• [Aim of the exercise] Write out each line word for word. Drop pictures.

━━ Records for the task

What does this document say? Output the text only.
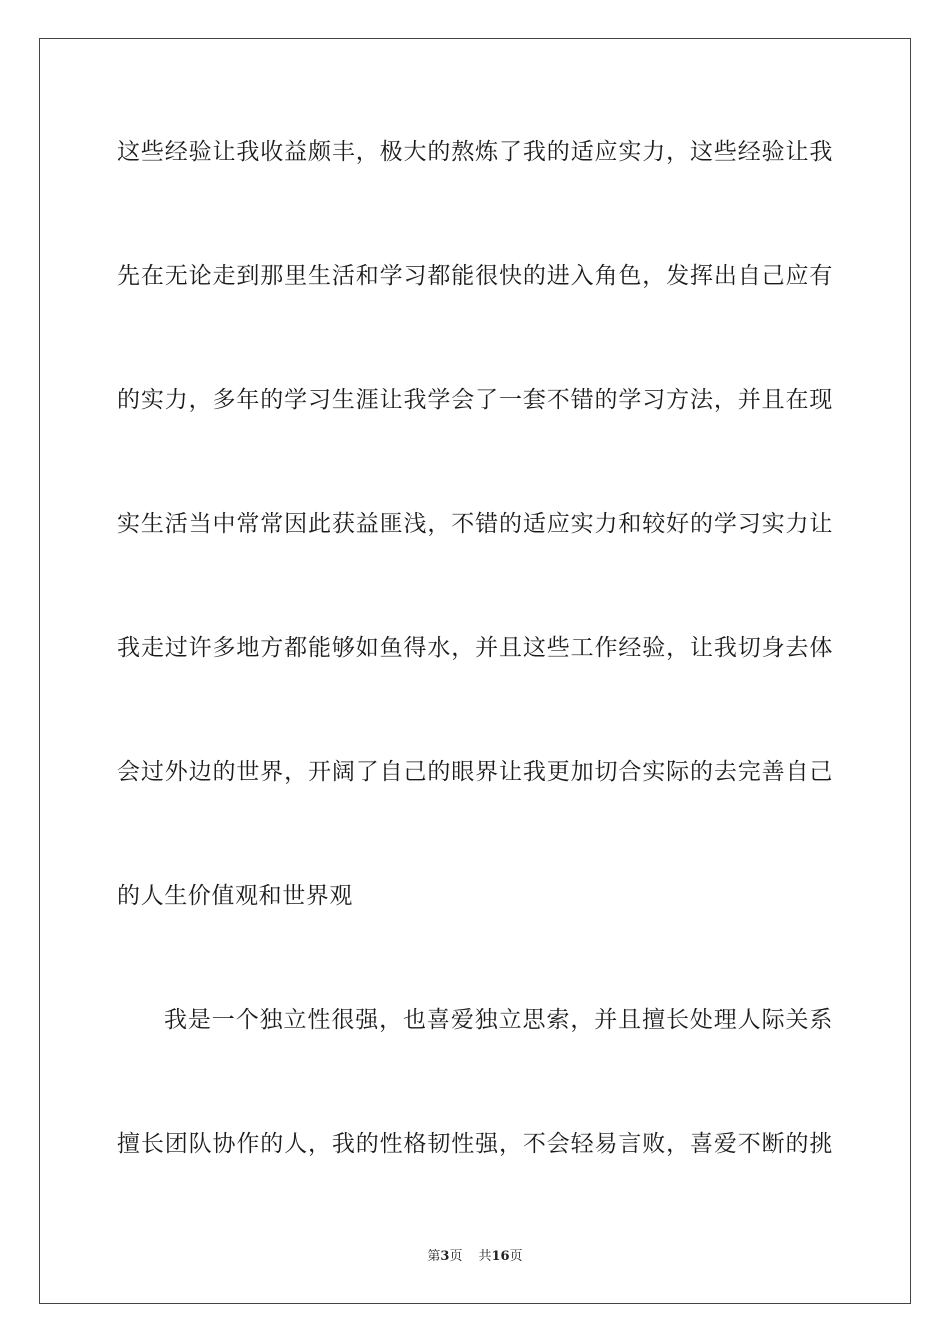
这些经验让我收益颇丰，极大的熬炼了我的适应实力，这些经验让我
先在无论走到那里生活和学习都能很快的进入角色，发挥出自己应有
的实力，多年的学习生涯让我学会了一套不错的学习方法，并且在现
实生活当中常常因此获益匪浅，不错的适应实力和较好的学习实力让
我走过许多地方都能够如鱼得水，并且这些工作经验，让我切身去体
会过外边的世界，开阔了自己的眼界让我更加切合实际的去完善自己
的人生价值观和世界观
我是一个独立性很强，也喜爱独立思索，并且擅长处理人际关系
擅长团队协作的人，我的性格韧性强，不会轻易言败，喜爱不断的挑
第3页 共16页
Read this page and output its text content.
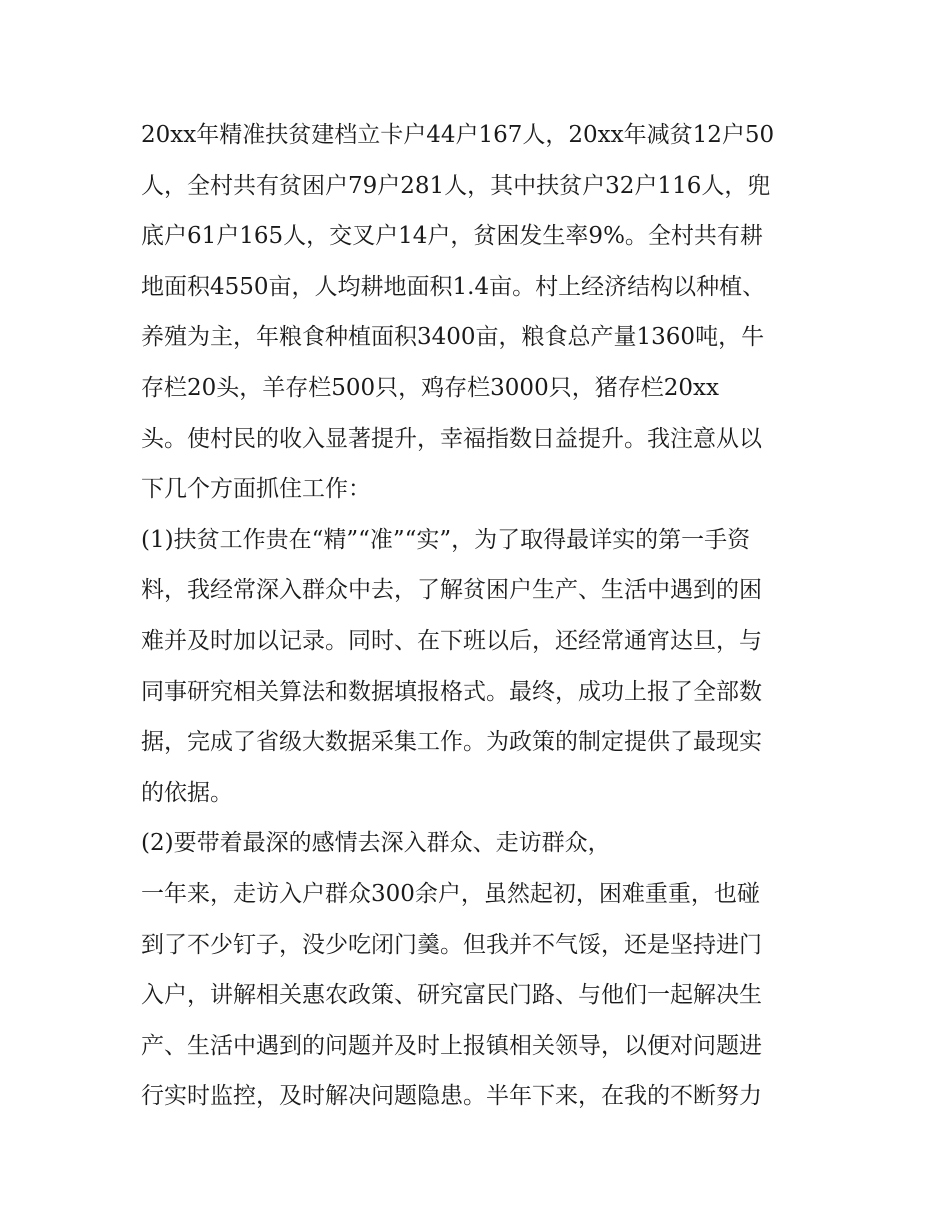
20xx年精准扶贫建档立卡户44户167人，20xx年减贫12户50
人，全村共有贫困户79户281人，其中扶贫户32户116人，兜
底户61户165人，交叉户14户，贫困发生率9%。全村共有耕
地面积4550亩，人均耕地面积1.4亩。村上经济结构以种植、
养殖为主，年粮食种植面积3400亩，粮食总产量1360吨，牛
存栏20头，羊存栏500只，鸡存栏3000只，猪存栏20xx
头。使村民的收入显著提升，幸福指数日益提升。我注意从以
下几个方面抓住工作：
(1)扶贫工作贵在“精”“准”“实”，为了取得最详实的第一手资
料，我经常深入群众中去，了解贫困户生产、生活中遇到的困
难并及时加以记录。同时、在下班以后，还经常通宵达旦，与
同事研究相关算法和数据填报格式。最终，成功上报了全部数
据，完成了省级大数据采集工作。为政策的制定提供了最现实
的依据。
(2)要带着最深的感情去深入群众、走访群众，
一年来，走访入户群众300余户，虽然起初，困难重重，也碰
到了不少钉子，没少吃闭门羹。但我并不气馁，还是坚持进门
入户，讲解相关惠农政策、研究富民门路、与他们一起解决生
产、生活中遇到的问题并及时上报镇相关领导，以便对问题进
行实时监控，及时解决问题隐患。半年下来，在我的不断努力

━━━━

• [The completed task]
What does this document say? Output the text only.
这些经验让我收益颇丰，极大的熬炼了我的适应实力，这些经验让我
先在无论走到那里生活和学习都能很快的进入角色，发挥出自己应有
的实力，多年的学习生涯让我学会了一套不错的学习方法，并且在现
实生活当中常常因此获益匪浅，不错的适应实力和较好的学习实力让
我走过许多地方都能够如鱼得水，并且这些工作经验，让我切身去体
会过外边的世界，开阔了自己的眼界让我更加切合实际的去完善自己
的人生价值观和世界观
我是一个独立性很强，也喜爱独立思索，并且擅长处理人际关系
擅长团队协作的人，我的性格韧性强，不会轻易言败，喜爱不断的挑
第3页 共16页
Read this page and output its text content.
20xx年精准扶贫建档立卡户44户167人，20xx年减贫12户50
人，全村共有贫困户79户281人，其中扶贫户32户116人，兜
底户61户165人，交叉户14户，贫困发生率9%。全村共有耕
地面积4550亩，人均耕地面积1.4亩。村上经济结构以种植、
养殖为主，年粮食种植面积3400亩，粮食总产量1360吨，牛
存栏20头，羊存栏500只，鸡存栏3000只，猪存栏20xx
头。使村民的收入显著提升，幸福指数日益提升。我注意从以
下几个方面抓住工作：
(1)扶贫工作贵在“精”“准”“实”，为了取得最详实的第一手资
料，我经常深入群众中去，了解贫困户生产、生活中遇到的困
难并及时加以记录。同时、在下班以后，还经常通宵达旦，与
同事研究相关算法和数据填报格式。最终，成功上报了全部数
据，完成了省级大数据采集工作。为政策的制定提供了最现实
的依据。
(2)要带着最深的感情去深入群众、走访群众，
一年来，走访入户群众300余户，虽然起初，困难重重，也碰
到了不少钉子，没少吃闭门羹。但我并不气馁，还是坚持进门
入户，讲解相关惠农政策、研究富民门路、与他们一起解决生
产、生活中遇到的问题并及时上报镇相关领导，以便对问题进
行实时监控，及时解决问题隐患。半年下来，在我的不断努力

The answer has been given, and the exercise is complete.